======== ITEMS ========

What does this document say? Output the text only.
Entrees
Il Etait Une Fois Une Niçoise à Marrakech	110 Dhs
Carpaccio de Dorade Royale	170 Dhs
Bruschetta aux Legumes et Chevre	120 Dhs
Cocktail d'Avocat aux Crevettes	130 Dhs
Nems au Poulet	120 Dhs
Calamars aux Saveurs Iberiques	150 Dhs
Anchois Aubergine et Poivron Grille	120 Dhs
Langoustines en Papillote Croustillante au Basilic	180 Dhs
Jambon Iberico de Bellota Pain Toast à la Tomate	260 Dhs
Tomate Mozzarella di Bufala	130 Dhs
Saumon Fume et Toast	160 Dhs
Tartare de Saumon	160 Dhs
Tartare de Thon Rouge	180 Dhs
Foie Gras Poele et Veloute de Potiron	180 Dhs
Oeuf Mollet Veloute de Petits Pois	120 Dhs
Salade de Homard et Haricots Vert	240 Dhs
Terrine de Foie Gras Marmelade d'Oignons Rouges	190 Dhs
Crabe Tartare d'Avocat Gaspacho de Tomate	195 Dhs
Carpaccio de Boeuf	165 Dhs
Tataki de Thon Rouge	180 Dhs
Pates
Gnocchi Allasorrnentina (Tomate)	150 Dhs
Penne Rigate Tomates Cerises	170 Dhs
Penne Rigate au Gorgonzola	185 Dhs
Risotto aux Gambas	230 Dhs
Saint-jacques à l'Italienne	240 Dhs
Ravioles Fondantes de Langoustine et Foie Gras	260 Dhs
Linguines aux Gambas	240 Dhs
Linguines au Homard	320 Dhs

========

TASK DETAILS: Set every line of the listing down word for word.

RESULT OF THE TASK:
What does this document say? Output the text only.
Entrees
Il Etait Une Fois Une Niçoise à Marrakech	110 Dhs
Carpaccio de Dorade Royale	170 Dhs
Bruschetta aux Legumes et Chevre	120 Dhs
Cocktail d'Avocat aux Crevettes	130 Dhs
Nems au Poulet	120 Dhs
Calamars aux Saveurs Iberiques	150 Dhs
Anchois Aubergine et Poivron Grille	120 Dhs
Langoustines en Papillote Croustillante au Basilic	180 Dhs
Jambon Iberico de Bellota Pain Toast à la Tomate	260 Dhs
Tomate Mozzarella di Bufala	130 Dhs
Saumon Fume et Toast	160 Dhs
Tartare de Saumon	160 Dhs
Tartare de Thon Rouge	180 Dhs
Foie Gras Poele et Veloute de Potiron	180 Dhs
Oeuf Mollet Veloute de Petits Pois	120 Dhs
Salade de Homard et Haricots Vert	240 Dhs
Terrine de Foie Gras Marmelade d'Oignons Rouges	190 Dhs
Crabe Tartare d'Avocat Gaspacho de Tomate	195 Dhs
Carpaccio de Boeuf	165 Dhs
Tataki de Thon Rouge	180 Dhs
Pates
Gnocchi Allasorrnentina (Tomate)	150 Dhs
Penne Rigate Tomates Cerises	170 Dhs
Penne Rigate au Gorgonzola	185 Dhs
Risotto aux Gambas	230 Dhs
Saint-jacques à l'Italienne	240 Dhs
Ravioles Fondantes de Langoustine et Foie Gras	260 Dhs
Linguines aux Gambas	240 Dhs
Linguines au Homard	320 Dhs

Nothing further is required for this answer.